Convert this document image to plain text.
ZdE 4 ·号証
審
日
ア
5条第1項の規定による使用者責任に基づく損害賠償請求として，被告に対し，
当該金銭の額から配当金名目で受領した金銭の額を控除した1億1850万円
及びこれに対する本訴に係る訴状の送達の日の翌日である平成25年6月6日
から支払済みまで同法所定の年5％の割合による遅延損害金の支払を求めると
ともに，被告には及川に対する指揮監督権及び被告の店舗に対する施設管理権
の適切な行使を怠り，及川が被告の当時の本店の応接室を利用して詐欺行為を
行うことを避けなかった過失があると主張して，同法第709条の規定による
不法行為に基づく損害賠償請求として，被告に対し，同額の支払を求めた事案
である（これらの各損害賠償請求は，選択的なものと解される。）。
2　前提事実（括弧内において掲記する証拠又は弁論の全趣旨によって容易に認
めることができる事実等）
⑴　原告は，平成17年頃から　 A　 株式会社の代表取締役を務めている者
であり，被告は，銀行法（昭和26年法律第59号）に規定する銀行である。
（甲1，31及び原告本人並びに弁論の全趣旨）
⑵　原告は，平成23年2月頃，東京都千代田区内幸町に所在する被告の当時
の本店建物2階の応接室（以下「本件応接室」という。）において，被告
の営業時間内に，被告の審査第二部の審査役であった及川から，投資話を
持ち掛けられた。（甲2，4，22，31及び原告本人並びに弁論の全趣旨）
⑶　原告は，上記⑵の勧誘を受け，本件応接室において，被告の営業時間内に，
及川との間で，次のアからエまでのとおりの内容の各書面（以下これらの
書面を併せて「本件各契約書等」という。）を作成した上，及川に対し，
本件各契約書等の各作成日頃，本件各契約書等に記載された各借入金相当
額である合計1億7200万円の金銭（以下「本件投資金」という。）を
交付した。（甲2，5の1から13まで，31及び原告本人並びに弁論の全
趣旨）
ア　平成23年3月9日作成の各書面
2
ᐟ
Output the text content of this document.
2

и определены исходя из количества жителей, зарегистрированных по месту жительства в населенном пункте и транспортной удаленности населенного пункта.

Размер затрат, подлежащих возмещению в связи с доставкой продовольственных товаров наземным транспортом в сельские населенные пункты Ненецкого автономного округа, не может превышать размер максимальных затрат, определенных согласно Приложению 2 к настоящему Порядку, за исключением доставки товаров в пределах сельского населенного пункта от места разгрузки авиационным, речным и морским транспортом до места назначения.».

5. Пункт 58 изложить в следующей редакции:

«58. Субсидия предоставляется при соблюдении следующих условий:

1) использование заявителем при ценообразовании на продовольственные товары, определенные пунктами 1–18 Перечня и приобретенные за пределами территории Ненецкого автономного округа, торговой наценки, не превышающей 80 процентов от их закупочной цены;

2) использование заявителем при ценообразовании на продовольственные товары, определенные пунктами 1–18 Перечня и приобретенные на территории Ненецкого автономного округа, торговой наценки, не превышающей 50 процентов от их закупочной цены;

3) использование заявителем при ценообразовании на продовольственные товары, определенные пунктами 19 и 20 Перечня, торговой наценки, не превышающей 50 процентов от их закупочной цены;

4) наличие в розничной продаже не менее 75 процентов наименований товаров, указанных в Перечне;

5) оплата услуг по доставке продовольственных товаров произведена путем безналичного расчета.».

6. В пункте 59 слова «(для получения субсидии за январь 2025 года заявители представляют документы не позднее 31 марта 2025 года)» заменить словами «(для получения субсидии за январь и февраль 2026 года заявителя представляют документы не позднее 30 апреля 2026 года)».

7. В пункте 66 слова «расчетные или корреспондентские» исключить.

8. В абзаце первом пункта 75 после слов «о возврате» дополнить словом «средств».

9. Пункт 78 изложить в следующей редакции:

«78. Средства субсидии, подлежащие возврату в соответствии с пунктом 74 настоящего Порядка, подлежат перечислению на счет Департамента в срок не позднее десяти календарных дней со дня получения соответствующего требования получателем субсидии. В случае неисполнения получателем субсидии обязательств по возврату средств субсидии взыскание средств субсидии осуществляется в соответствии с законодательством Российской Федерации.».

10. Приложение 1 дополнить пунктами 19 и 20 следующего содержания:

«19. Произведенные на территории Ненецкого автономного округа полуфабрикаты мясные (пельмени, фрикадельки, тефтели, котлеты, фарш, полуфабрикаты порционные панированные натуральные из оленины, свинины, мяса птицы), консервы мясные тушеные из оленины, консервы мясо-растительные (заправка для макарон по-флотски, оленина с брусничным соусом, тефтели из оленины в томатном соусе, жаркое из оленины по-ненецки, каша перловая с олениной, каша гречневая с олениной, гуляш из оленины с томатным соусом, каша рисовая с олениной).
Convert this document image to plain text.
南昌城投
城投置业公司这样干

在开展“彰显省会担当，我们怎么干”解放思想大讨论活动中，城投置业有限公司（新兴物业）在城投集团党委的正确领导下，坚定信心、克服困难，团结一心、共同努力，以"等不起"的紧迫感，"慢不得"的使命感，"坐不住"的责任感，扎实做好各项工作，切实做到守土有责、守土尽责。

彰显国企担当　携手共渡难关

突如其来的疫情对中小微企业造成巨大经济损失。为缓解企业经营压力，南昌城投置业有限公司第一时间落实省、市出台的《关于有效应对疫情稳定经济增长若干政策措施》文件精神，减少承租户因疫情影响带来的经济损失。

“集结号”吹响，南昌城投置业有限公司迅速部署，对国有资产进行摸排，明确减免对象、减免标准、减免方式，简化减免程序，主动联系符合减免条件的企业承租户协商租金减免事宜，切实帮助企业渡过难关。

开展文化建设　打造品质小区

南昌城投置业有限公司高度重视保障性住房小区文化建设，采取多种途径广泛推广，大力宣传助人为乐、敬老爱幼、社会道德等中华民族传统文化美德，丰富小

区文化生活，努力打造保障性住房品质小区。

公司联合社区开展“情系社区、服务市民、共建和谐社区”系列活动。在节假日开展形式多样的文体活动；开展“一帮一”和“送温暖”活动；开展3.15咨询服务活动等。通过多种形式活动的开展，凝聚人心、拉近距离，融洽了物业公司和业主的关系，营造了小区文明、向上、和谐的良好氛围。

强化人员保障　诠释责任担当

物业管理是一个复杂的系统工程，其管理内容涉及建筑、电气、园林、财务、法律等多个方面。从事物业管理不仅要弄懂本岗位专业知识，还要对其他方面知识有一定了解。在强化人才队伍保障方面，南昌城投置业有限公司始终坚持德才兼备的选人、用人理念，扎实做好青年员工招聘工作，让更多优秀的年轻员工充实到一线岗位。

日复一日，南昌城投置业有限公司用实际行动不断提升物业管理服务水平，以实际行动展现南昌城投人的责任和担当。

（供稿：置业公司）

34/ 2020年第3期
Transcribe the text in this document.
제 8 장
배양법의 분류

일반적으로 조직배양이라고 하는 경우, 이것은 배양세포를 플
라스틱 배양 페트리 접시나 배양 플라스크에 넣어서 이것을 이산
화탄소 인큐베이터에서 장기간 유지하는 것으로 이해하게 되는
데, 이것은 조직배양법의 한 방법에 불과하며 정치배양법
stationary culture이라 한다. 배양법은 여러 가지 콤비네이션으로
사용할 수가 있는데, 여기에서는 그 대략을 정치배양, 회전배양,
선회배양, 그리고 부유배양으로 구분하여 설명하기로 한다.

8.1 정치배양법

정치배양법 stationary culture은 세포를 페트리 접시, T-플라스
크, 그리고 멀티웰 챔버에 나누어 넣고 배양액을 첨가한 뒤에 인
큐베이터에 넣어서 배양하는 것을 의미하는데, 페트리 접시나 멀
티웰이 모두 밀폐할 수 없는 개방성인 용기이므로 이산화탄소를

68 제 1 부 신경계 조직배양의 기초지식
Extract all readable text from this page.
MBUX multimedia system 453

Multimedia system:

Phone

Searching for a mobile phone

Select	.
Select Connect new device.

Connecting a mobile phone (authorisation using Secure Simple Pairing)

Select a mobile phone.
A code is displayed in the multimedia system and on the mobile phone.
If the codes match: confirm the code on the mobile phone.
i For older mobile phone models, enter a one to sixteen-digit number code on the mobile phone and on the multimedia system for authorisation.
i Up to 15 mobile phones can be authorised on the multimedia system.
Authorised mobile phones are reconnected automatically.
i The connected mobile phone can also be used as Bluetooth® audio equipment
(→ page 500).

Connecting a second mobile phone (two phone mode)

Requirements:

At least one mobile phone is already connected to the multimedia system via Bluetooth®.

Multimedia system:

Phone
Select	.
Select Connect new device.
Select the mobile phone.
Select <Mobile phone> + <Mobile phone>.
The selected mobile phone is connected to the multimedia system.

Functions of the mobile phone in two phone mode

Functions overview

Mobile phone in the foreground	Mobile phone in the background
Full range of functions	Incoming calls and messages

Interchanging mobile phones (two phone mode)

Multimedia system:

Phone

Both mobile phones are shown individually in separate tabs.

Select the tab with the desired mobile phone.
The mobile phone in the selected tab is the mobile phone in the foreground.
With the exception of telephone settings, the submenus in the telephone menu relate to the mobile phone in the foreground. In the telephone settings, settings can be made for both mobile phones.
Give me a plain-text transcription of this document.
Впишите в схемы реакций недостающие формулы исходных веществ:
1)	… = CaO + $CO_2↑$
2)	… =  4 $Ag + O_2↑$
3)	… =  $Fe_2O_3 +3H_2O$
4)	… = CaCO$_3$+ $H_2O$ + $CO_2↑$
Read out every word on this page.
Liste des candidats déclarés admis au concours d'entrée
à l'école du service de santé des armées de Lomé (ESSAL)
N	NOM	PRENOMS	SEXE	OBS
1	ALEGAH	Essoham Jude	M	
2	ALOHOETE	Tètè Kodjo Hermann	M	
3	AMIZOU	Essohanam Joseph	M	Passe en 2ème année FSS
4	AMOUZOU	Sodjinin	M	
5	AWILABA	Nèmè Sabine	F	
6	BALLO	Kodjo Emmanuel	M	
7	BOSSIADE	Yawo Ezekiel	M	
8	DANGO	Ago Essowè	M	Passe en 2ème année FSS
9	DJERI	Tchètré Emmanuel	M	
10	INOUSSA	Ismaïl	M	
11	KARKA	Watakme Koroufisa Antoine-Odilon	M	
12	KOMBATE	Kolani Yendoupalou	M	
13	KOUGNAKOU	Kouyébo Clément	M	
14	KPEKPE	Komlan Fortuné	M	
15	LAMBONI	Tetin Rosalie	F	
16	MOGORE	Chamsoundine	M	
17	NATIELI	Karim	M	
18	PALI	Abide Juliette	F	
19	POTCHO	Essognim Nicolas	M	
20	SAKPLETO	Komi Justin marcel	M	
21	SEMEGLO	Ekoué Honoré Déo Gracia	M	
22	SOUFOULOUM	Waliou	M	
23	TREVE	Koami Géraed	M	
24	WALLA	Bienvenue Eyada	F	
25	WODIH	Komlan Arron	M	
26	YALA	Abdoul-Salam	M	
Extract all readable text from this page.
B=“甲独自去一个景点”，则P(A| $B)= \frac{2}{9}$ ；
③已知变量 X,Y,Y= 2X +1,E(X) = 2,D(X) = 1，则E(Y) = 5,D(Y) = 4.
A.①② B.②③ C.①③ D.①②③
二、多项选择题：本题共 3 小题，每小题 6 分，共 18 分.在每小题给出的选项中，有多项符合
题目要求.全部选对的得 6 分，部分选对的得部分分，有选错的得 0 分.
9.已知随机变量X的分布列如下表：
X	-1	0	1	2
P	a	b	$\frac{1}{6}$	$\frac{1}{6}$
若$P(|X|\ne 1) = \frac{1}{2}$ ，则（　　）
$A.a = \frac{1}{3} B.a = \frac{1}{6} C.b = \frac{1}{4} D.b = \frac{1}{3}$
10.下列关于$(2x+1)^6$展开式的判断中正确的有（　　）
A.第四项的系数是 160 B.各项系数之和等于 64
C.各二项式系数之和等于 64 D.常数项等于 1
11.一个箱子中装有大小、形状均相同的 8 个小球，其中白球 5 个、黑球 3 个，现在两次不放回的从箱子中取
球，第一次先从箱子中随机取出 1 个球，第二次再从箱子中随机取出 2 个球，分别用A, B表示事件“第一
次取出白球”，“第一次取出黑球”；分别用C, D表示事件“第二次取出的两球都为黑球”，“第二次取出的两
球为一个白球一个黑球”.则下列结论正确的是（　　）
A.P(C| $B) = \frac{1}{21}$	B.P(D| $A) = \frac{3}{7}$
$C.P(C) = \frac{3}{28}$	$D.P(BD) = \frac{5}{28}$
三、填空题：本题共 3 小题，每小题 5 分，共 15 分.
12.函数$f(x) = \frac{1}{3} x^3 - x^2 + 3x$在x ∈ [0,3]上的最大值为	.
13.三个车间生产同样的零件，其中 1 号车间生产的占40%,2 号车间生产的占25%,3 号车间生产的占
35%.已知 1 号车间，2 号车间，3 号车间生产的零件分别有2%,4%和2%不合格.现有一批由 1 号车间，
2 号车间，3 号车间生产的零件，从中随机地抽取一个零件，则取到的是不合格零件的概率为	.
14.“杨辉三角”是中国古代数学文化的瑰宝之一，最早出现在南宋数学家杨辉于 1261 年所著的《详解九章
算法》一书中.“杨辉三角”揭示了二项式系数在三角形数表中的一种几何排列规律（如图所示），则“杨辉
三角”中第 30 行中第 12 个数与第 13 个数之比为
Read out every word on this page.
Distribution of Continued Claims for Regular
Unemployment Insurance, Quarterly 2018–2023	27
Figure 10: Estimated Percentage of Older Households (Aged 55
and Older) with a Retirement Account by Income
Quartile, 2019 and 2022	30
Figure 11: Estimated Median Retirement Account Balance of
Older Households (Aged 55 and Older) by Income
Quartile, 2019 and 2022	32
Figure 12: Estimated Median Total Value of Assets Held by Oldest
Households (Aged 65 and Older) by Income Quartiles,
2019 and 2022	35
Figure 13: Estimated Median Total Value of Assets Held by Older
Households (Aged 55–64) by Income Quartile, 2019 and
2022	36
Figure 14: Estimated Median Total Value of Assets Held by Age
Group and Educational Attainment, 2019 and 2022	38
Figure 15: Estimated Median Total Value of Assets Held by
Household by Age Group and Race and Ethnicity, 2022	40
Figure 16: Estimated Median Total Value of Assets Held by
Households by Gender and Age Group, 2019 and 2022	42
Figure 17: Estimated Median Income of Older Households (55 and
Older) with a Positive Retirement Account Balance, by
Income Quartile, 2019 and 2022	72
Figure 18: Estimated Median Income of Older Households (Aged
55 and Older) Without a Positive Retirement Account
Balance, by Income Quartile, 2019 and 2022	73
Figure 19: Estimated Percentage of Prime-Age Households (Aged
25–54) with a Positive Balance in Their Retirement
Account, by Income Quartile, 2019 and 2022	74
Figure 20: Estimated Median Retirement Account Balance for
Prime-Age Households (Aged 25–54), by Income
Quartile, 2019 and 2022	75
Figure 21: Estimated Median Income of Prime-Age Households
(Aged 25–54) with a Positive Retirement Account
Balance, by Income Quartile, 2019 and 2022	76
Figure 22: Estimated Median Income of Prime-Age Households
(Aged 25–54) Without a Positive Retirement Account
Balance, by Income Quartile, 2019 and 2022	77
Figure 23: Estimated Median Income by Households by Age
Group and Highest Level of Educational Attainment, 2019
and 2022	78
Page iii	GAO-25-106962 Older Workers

___

:: Short task ::
Pick out every line with the string "Percentage" and copy it.

:: Finished answer ::
Figure 10: Estimated Percentage of Older Households (Aged 55
Figure 19: Estimated Percentage of Prime-Age Households (Aged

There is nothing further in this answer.